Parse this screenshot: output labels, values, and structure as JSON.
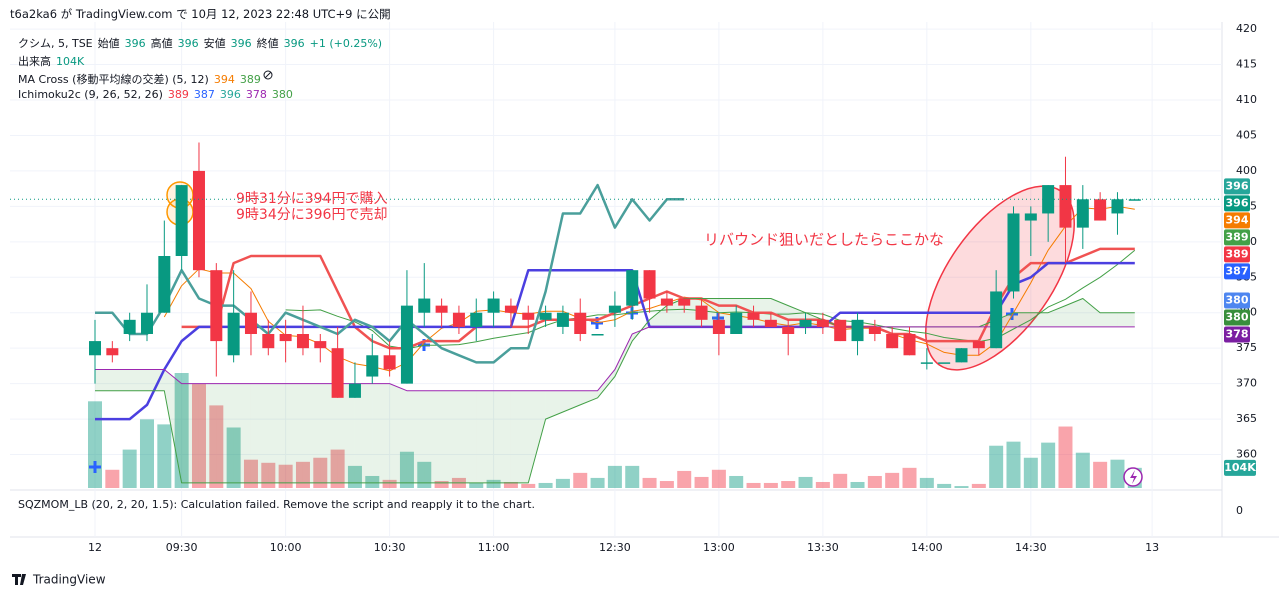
{
  "published": "t6a2ka6 が TradingView.com で 10月 12, 2023 22:48 UTC+9 に公開",
  "legend": {
    "symbol": "クシム, 5, TSE",
    "ohlc": [
      {
        "label": "始値",
        "value": 396
      },
      {
        "label": "高値",
        "value": 396
      },
      {
        "label": "安値",
        "value": 396
      },
      {
        "label": "終値",
        "value": 396
      }
    ],
    "change": "+1 (+0.25%)",
    "volume_title": "出来高",
    "volume_value": "104K",
    "ma_title": "MA Cross (移動平均線の交差) (5, 12)",
    "ma_values": [
      {
        "value": 394,
        "color": "#f57c00"
      },
      {
        "value": 389,
        "color": "#43a047"
      }
    ],
    "ichimoku_title": "Ichimoku2c (9, 26, 52, 26)",
    "ichimoku_values": [
      {
        "value": 389,
        "color": "#f23645"
      },
      {
        "value": 387,
        "color": "#2962ff"
      },
      {
        "value": 396,
        "color": "#26a69a"
      },
      {
        "value": 378,
        "color": "#9c27b0"
      },
      {
        "value": 380,
        "color": "#43a047"
      }
    ]
  },
  "annotations": [
    "9時31分に394円で購入",
    "9時34分に396円で売却",
    "リバウンド狙いだとしたらここかな"
  ],
  "lower_pane": {
    "title": "SQZMOM_LB (20, 2, 20, 1.5): Calculation failed. Remove the script and reapply it to the chart.",
    "yticks": [
      0
    ]
  },
  "footer": "TradingView",
  "chart_data": {
    "type": "candlestick",
    "categories": [
      "12",
      null,
      null,
      null,
      null,
      "09:30",
      null,
      null,
      null,
      null,
      null,
      "10:00",
      null,
      null,
      null,
      null,
      null,
      "10:30",
      null,
      null,
      null,
      null,
      null,
      "11:00",
      null,
      null,
      null,
      null,
      null,
      null,
      "12:30",
      null,
      null,
      null,
      null,
      null,
      "13:00",
      null,
      null,
      null,
      null,
      null,
      "13:30",
      null,
      null,
      null,
      null,
      null,
      "14:00",
      null,
      null,
      null,
      null,
      null,
      "14:30",
      null,
      null,
      null,
      null,
      null,
      null,
      "13"
    ],
    "open": [
      374,
      375,
      377,
      377,
      380,
      388,
      400,
      386,
      374,
      380,
      377,
      377,
      377,
      376,
      375,
      368,
      371,
      374,
      370,
      380,
      381,
      380,
      378,
      380,
      381,
      380,
      379,
      378,
      380,
      377,
      380,
      381,
      386,
      382,
      382,
      381,
      379,
      377,
      380,
      379,
      378,
      378,
      379,
      379,
      376,
      378,
      377,
      377,
      373,
      373,
      373,
      376,
      375,
      383,
      393,
      394,
      398,
      392,
      396,
      394,
      396,
      null
    ],
    "high": [
      379,
      376,
      380,
      384,
      393,
      398,
      404,
      387,
      386,
      383,
      379,
      379,
      381,
      377,
      378,
      373,
      377,
      376,
      386,
      387,
      382,
      381,
      382,
      383,
      382,
      381,
      381,
      381,
      382,
      377,
      383,
      386,
      386,
      383,
      382,
      382,
      380,
      381,
      381,
      380,
      379,
      380,
      380,
      379,
      380,
      379,
      378,
      378,
      375,
      373,
      375,
      376,
      386,
      395,
      395,
      398,
      402,
      398,
      397,
      397,
      396,
      null
    ],
    "low": [
      370,
      373,
      376,
      376,
      380,
      386,
      385,
      371,
      373,
      374,
      374,
      373,
      374,
      373,
      368,
      368,
      370,
      371,
      370,
      378,
      378,
      377,
      376,
      378,
      378,
      377,
      378,
      377,
      376,
      377,
      378,
      379,
      380,
      380,
      380,
      378,
      374,
      377,
      378,
      378,
      374,
      377,
      377,
      376,
      374,
      376,
      375,
      374,
      372,
      373,
      373,
      374,
      375,
      382,
      388,
      390,
      387,
      389,
      393,
      391,
      396,
      null
    ],
    "close": [
      376,
      374,
      379,
      380,
      388,
      398,
      386,
      376,
      380,
      377,
      375,
      376,
      375,
      375,
      368,
      370,
      374,
      372,
      381,
      382,
      380,
      378,
      380,
      382,
      380,
      379,
      380,
      380,
      377,
      377,
      381,
      386,
      382,
      381,
      381,
      379,
      377,
      380,
      379,
      378,
      377,
      379,
      378,
      376,
      379,
      377,
      375,
      374,
      373,
      373,
      375,
      375,
      383,
      394,
      394,
      398,
      392,
      396,
      393,
      396,
      396,
      null
    ],
    "volume": [
      447,
      94,
      198,
      354,
      328,
      593,
      536,
      426,
      312,
      146,
      130,
      120,
      135,
      156,
      198,
      114,
      62,
      42,
      187,
      135,
      36,
      52,
      26,
      42,
      31,
      21,
      26,
      47,
      78,
      52,
      114,
      114,
      52,
      36,
      88,
      57,
      94,
      62,
      26,
      26,
      36,
      57,
      31,
      73,
      31,
      62,
      78,
      104,
      52,
      21,
      10,
      21,
      218,
      239,
      156,
      234,
      317,
      182,
      135,
      146,
      104,
      null
    ],
    "up_color": "#089981",
    "down_color": "#f23645",
    "series": [
      {
        "color": "#f57c00",
        "width": 1,
        "values": [
          null,
          null,
          null,
          null,
          379.4,
          383.8,
          386.2,
          385.6,
          385.6,
          383.4,
          378.8,
          376.8,
          376.6,
          375.6,
          373.8,
          372.8,
          372.4,
          371.8,
          373,
          375.8,
          377.8,
          378.6,
          380.2,
          380.4,
          380,
          379.8,
          380.2,
          380.2,
          379.2,
          378.6,
          379,
          380.2,
          380.6,
          381.4,
          382.2,
          381.8,
          380,
          379.6,
          379.2,
          378.6,
          378.2,
          378.6,
          378.2,
          377.6,
          377.8,
          377.8,
          377,
          376.2,
          375.6,
          374.4,
          374,
          374,
          375.8,
          380,
          384.2,
          388.8,
          392.2,
          394.8,
          394.6,
          395,
          394.6,
          null
        ]
      },
      {
        "color": "#43a047",
        "width": 1,
        "values": [
          null,
          null,
          null,
          null,
          null,
          null,
          null,
          null,
          null,
          null,
          null,
          380.4,
          380.3,
          380.4,
          379.5,
          378.7,
          377.5,
          375.3,
          374.9,
          375.4,
          375.4,
          375.5,
          375.9,
          376.4,
          376.8,
          377.2,
          378.2,
          379,
          379.3,
          379.7,
          379.7,
          380,
          380.2,
          380.4,
          380.5,
          380.3,
          380,
          380.1,
          380,
          379.8,
          379.8,
          380,
          379.8,
          378.9,
          378.7,
          378.3,
          377.8,
          377.4,
          377.1,
          376.5,
          376.2,
          375.9,
          376.4,
          377.7,
          379,
          380.8,
          381.9,
          383.5,
          385,
          386.8,
          388.8,
          null
        ]
      },
      {
        "color": "#f05252",
        "width": 2.5,
        "values": [
          null,
          null,
          null,
          null,
          null,
          378,
          378,
          378,
          387,
          388,
          388,
          388,
          388,
          388,
          383,
          378,
          376,
          375,
          375,
          376,
          376,
          376,
          378,
          378,
          378,
          378,
          379,
          379,
          379,
          379,
          380,
          381,
          382,
          383,
          382,
          382,
          381,
          381,
          380,
          380,
          379,
          379,
          379,
          378,
          378,
          378,
          377,
          377,
          376,
          376,
          376,
          376,
          381,
          385,
          387,
          387,
          387,
          388,
          389,
          389,
          389,
          null
        ]
      },
      {
        "color": "#4b3fe0",
        "width": 2.5,
        "values": [
          365,
          365,
          365,
          367,
          372,
          376,
          378,
          378,
          378,
          378,
          378,
          378,
          378,
          378,
          378,
          378,
          378,
          378,
          378,
          378,
          378,
          378,
          378,
          378,
          378,
          386,
          386,
          386,
          386,
          386,
          386,
          386,
          378,
          378,
          378,
          378,
          378,
          378,
          378,
          378,
          378,
          378,
          378,
          380,
          380,
          380,
          380,
          380,
          380,
          380,
          380,
          380,
          380,
          384,
          385,
          387,
          387,
          387,
          387,
          387,
          387,
          null
        ]
      },
      {
        "color": "#4a9f9b",
        "width": 2.5,
        "values": [
          380,
          380,
          377,
          377,
          381,
          386,
          382,
          381,
          381,
          379,
          377,
          380,
          379,
          378,
          377,
          379,
          378,
          376,
          379,
          377,
          375,
          374,
          373,
          373,
          375,
          375,
          383,
          394,
          394,
          398,
          392,
          396,
          393,
          396,
          396,
          null,
          null,
          null,
          null,
          null,
          null,
          null,
          null,
          null,
          null,
          null,
          null,
          null,
          null,
          null,
          null,
          null,
          null,
          null,
          null,
          null,
          null,
          null,
          null,
          null,
          null,
          null
        ]
      },
      {
        "color": "#43a047",
        "width": 1,
        "values": [
          369,
          369,
          369,
          369,
          369,
          356,
          356,
          356,
          356,
          356,
          356,
          356,
          356,
          356,
          356,
          356,
          356,
          356,
          356,
          356,
          356,
          356,
          356,
          356,
          356,
          356,
          365,
          366,
          367,
          368,
          371,
          376,
          379,
          381,
          382,
          382,
          382,
          382,
          382,
          382,
          381,
          380,
          379,
          378,
          378,
          378,
          378,
          378,
          378,
          378,
          378,
          378,
          379,
          380,
          380,
          380,
          381,
          382,
          380,
          380,
          380,
          null
        ]
      },
      {
        "color": "#9c27b0",
        "width": 1,
        "values": [
          372,
          372,
          372,
          372,
          372,
          370,
          370,
          370,
          370,
          370,
          370,
          370,
          370,
          370,
          370,
          370,
          370,
          370,
          369,
          369,
          369,
          369,
          369,
          369,
          369,
          369,
          369,
          369,
          369,
          369,
          372,
          377,
          378,
          378,
          378,
          378,
          378,
          378,
          378,
          378,
          378,
          378,
          378,
          378,
          378,
          378,
          378,
          378,
          378,
          378,
          378,
          378,
          378,
          378,
          378,
          378,
          378,
          378,
          378,
          378,
          378,
          null
        ]
      }
    ],
    "cloud": {
      "color": "rgba(67,160,71,0.12)"
    },
    "price_tags": [
      {
        "value": 396,
        "color": "#26a69a"
      },
      {
        "value": 396,
        "color": "#089981"
      },
      {
        "value": 394,
        "color": "#f57c00"
      },
      {
        "value": 389,
        "color": "#43a047"
      },
      {
        "value": 389,
        "color": "#f23645"
      },
      {
        "value": 387,
        "color": "#2962ff"
      },
      {
        "value": 380,
        "color": "#4e86f0"
      },
      {
        "value": 380,
        "color": "#388e3c"
      },
      {
        "value": 378,
        "color": "#7b1fa2"
      }
    ],
    "volume_tag": {
      "value": 104,
      "label": "104K",
      "color": "#26a69a"
    },
    "ylim": [
      355,
      421
    ],
    "yticks": [
      360,
      365,
      370,
      375,
      380,
      385,
      390,
      395,
      400,
      405,
      410,
      415,
      420
    ],
    "grid": true
  }
}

## Task instructions
Where does the word "TradingView" appear? Return each line that holds it.

## Problem solution
  "published": "t6a2ka6 が TradingView.com で 10月 12, 2023 22:48 UTC+9 に公開",
  "footer": "TradingView",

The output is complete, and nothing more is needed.